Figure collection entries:
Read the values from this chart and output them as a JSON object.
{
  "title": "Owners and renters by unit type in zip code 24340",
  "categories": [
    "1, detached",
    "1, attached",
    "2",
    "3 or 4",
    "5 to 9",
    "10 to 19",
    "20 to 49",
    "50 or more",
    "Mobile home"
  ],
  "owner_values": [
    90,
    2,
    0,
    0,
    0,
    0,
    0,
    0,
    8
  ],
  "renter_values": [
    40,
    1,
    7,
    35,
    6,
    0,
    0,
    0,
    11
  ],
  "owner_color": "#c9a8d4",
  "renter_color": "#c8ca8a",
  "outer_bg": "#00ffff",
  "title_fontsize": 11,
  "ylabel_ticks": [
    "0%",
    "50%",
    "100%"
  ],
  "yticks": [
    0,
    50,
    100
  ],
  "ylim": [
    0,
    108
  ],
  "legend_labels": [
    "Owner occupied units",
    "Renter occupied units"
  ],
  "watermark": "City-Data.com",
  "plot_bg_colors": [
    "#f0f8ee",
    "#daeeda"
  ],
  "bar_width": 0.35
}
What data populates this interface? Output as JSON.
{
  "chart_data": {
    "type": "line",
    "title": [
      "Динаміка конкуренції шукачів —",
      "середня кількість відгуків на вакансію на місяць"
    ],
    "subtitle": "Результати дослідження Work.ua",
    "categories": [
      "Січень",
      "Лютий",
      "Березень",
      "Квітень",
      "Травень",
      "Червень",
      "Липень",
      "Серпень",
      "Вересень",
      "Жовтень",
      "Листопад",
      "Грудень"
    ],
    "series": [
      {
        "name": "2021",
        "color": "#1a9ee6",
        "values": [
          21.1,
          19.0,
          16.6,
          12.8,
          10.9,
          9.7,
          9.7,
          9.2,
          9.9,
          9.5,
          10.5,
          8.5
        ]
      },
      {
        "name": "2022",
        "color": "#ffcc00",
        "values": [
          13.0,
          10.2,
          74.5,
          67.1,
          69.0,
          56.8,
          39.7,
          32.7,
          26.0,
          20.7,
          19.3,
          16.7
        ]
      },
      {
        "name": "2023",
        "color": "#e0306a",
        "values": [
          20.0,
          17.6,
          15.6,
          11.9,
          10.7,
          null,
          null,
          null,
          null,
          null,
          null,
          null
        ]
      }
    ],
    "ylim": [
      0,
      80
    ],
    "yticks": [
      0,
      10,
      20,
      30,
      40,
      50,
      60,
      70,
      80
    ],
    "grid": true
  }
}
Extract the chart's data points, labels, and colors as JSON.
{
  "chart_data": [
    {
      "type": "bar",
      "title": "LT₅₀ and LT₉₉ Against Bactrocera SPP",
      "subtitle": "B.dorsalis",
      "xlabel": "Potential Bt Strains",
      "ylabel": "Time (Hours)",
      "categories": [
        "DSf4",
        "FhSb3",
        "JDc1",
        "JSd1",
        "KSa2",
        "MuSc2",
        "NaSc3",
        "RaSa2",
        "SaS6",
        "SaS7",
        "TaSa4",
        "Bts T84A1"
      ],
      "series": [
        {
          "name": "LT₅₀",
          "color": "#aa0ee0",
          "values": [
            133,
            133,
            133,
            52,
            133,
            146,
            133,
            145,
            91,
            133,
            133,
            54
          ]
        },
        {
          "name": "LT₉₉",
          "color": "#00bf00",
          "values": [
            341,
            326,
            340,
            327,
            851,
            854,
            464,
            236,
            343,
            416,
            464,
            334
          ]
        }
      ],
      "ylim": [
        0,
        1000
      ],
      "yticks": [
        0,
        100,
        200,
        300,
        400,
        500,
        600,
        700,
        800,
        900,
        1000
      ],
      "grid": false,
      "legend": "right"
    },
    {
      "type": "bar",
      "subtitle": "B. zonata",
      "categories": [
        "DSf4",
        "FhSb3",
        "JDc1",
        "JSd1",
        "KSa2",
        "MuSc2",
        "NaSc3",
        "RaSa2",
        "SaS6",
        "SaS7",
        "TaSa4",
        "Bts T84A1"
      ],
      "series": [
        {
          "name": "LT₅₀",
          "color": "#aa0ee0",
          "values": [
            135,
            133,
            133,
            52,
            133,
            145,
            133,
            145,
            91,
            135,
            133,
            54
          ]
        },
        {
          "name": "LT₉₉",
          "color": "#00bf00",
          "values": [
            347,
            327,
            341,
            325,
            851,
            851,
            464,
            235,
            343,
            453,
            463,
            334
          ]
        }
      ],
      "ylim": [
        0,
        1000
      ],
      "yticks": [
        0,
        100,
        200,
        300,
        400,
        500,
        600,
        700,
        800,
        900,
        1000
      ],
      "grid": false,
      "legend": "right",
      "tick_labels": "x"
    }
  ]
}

What needs to be done ▸ In the entries above, find the lines containing the word "units" and say how many there are, with no other words.

Exercise response ▸ 2